Task directions » Repeat each line word for word.

################

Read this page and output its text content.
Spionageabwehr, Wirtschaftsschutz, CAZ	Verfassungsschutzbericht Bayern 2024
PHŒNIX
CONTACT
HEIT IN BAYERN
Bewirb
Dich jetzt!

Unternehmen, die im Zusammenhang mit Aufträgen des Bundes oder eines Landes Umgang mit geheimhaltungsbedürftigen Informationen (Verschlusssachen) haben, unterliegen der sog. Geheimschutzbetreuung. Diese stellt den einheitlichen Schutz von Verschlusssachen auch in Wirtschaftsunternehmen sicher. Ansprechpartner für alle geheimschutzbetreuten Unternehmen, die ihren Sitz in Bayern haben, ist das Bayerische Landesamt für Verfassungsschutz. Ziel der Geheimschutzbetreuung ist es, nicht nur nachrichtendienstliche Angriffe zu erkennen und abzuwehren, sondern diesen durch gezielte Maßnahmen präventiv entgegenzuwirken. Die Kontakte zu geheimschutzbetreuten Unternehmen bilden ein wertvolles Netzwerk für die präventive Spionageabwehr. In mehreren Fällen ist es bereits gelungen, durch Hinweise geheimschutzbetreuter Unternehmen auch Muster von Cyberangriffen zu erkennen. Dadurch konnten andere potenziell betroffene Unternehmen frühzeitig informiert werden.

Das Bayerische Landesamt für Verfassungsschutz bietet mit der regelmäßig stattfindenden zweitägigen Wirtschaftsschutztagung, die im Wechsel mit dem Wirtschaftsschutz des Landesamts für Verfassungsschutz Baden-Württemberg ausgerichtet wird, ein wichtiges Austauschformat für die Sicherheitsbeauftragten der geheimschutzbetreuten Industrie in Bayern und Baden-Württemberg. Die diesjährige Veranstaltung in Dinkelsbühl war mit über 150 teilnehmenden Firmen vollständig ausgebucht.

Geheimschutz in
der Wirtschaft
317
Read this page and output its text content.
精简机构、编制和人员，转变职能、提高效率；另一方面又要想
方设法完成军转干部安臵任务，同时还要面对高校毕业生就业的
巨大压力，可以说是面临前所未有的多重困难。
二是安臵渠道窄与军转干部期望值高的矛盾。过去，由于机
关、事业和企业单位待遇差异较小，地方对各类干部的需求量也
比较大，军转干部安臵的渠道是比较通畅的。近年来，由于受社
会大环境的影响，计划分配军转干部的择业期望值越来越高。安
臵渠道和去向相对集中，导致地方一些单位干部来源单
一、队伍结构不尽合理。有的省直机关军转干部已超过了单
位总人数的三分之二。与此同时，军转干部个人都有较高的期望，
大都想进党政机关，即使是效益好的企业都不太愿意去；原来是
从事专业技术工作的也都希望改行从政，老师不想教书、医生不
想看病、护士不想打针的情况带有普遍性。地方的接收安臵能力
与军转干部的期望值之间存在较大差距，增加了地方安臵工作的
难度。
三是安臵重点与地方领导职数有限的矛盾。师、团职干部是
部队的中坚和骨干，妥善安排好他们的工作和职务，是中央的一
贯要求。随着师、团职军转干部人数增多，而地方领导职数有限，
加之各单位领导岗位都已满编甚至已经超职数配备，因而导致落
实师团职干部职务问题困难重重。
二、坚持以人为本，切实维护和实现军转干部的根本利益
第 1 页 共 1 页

################

Answer to the problem »
Read this page and output its text content.
Spionageabwehr, Wirtschaftsschutz, CAZ	Verfassungsschutzbericht Bayern 2024
PHŒNIX
CONTACT
HEIT IN BAYERN
Bewirb
Dich jetzt!

Unternehmen, die im Zusammenhang mit Aufträgen des Bundes oder eines Landes Umgang mit geheimhaltungsbedürftigen Informationen (Verschlusssachen) haben, unterliegen der sog. Geheimschutzbetreuung. Diese stellt den einheitlichen Schutz von Verschlusssachen auch in Wirtschaftsunternehmen sicher. Ansprechpartner für alle geheimschutzbetreuten Unternehmen, die ihren Sitz in Bayern haben, ist das Bayerische Landesamt für Verfassungsschutz. Ziel der Geheimschutzbetreuung ist es, nicht nur nachrichtendienstliche Angriffe zu erkennen und abzuwehren, sondern diesen durch gezielte Maßnahmen präventiv entgegenzuwirken. Die Kontakte zu geheimschutzbetreuten Unternehmen bilden ein wertvolles Netzwerk für die präventive Spionageabwehr. In mehreren Fällen ist es bereits gelungen, durch Hinweise geheimschutzbetreuter Unternehmen auch Muster von Cyberangriffen zu erkennen. Dadurch konnten andere potenziell betroffene Unternehmen frühzeitig informiert werden.

Das Bayerische Landesamt für Verfassungsschutz bietet mit der regelmäßig stattfindenden zweitägigen Wirtschaftsschutztagung, die im Wechsel mit dem Wirtschaftsschutz des Landesamts für Verfassungsschutz Baden-Württemberg ausgerichtet wird, ein wichtiges Austauschformat für die Sicherheitsbeauftragten der geheimschutzbetreuten Industrie in Bayern und Baden-Württemberg. Die diesjährige Veranstaltung in Dinkelsbühl war mit über 150 teilnehmenden Firmen vollständig ausgebucht.

Geheimschutz in
der Wirtschaft
317
Read this page and output its text content.
精简机构、编制和人员，转变职能、提高效率；另一方面又要想
方设法完成军转干部安臵任务，同时还要面对高校毕业生就业的
巨大压力，可以说是面临前所未有的多重困难。
二是安臵渠道窄与军转干部期望值高的矛盾。过去，由于机
关、事业和企业单位待遇差异较小，地方对各类干部的需求量也
比较大，军转干部安臵的渠道是比较通畅的。近年来，由于受社
会大环境的影响，计划分配军转干部的择业期望值越来越高。安
臵渠道和去向相对集中，导致地方一些单位干部来源单
一、队伍结构不尽合理。有的省直机关军转干部已超过了单
位总人数的三分之二。与此同时，军转干部个人都有较高的期望，
大都想进党政机关，即使是效益好的企业都不太愿意去；原来是
从事专业技术工作的也都希望改行从政，老师不想教书、医生不
想看病、护士不想打针的情况带有普遍性。地方的接收安臵能力
与军转干部的期望值之间存在较大差距，增加了地方安臵工作的
难度。
三是安臵重点与地方领导职数有限的矛盾。师、团职干部是
部队的中坚和骨干，妥善安排好他们的工作和职务，是中央的一
贯要求。随着师、团职军转干部人数增多，而地方领导职数有限，
加之各单位领导岗位都已满编甚至已经超职数配备，因而导致落
实师团职干部职务问题困难重重。
二、坚持以人为本，切实维护和实现军转干部的根本利益
第 1 页 共 1 页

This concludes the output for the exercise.